- WHAT TO WORK ON
From the entries below, pull out each line where "obtained" appears.

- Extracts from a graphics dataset
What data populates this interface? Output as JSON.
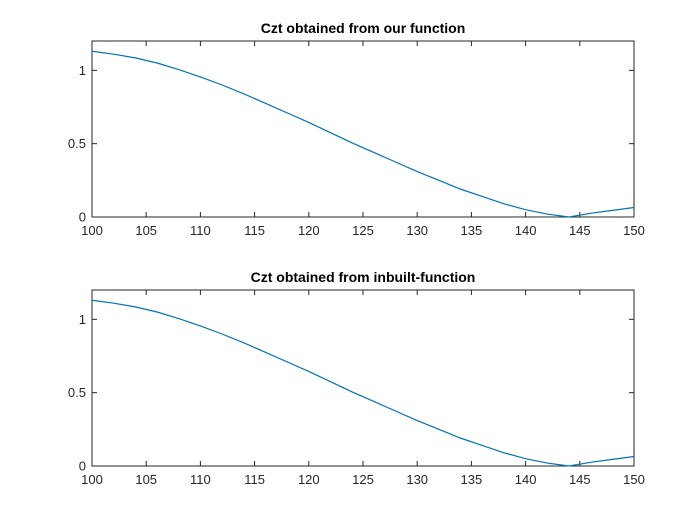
{
  "chart_data": [
    {
      "type": "line",
      "title": "Czt obtained from our function",
      "xlabel": "",
      "ylabel": "",
      "xlim": [
        100,
        150
      ],
      "ylim": [
        0,
        1.2
      ],
      "xticks": [
        100,
        105,
        110,
        115,
        120,
        125,
        130,
        135,
        140,
        145,
        150
      ],
      "xtick_labels": [
        "100",
        "105",
        "110",
        "115",
        "120",
        "125",
        "130",
        "135",
        "140",
        "145",
        "150"
      ],
      "yticks": [
        0,
        0.5,
        1
      ],
      "ytick_labels": [
        "0",
        "0.5",
        "1"
      ],
      "grid": false,
      "series": [
        {
          "color": "#0072BD",
          "x": [
            100,
            102,
            104,
            106,
            108,
            110,
            112,
            114,
            116,
            118,
            120,
            122,
            124,
            126,
            128,
            130,
            132,
            134,
            136,
            138,
            140,
            142,
            144,
            146,
            148,
            150
          ],
          "y": [
            1.13,
            1.11,
            1.085,
            1.05,
            1.005,
            0.955,
            0.9,
            0.84,
            0.775,
            0.71,
            0.645,
            0.575,
            0.505,
            0.44,
            0.375,
            0.31,
            0.25,
            0.19,
            0.14,
            0.09,
            0.05,
            0.02,
            0.0,
            0.025,
            0.045,
            0.065
          ]
        }
      ]
    },
    {
      "type": "line",
      "title": "Czt obtained from inbuilt-function",
      "xlabel": "",
      "ylabel": "",
      "xlim": [
        100,
        150
      ],
      "ylim": [
        0,
        1.2
      ],
      "xticks": [
        100,
        105,
        110,
        115,
        120,
        125,
        130,
        135,
        140,
        145,
        150
      ],
      "xtick_labels": [
        "100",
        "105",
        "110",
        "115",
        "120",
        "125",
        "130",
        "135",
        "140",
        "145",
        "150"
      ],
      "yticks": [
        0,
        0.5,
        1
      ],
      "ytick_labels": [
        "0",
        "0.5",
        "1"
      ],
      "grid": false,
      "series": [
        {
          "color": "#0072BD",
          "x": [
            100,
            102,
            104,
            106,
            108,
            110,
            112,
            114,
            116,
            118,
            120,
            122,
            124,
            126,
            128,
            130,
            132,
            134,
            136,
            138,
            140,
            142,
            144,
            146,
            148,
            150
          ],
          "y": [
            1.13,
            1.11,
            1.085,
            1.05,
            1.005,
            0.955,
            0.9,
            0.84,
            0.775,
            0.71,
            0.645,
            0.575,
            0.505,
            0.44,
            0.375,
            0.31,
            0.25,
            0.19,
            0.14,
            0.09,
            0.05,
            0.02,
            0.0,
            0.025,
            0.045,
            0.065
          ]
        }
      ]
    }
  ]
}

- WRITTEN RESPONSE
      "title": "Czt obtained from our function",
      "title": "Czt obtained from inbuilt-function",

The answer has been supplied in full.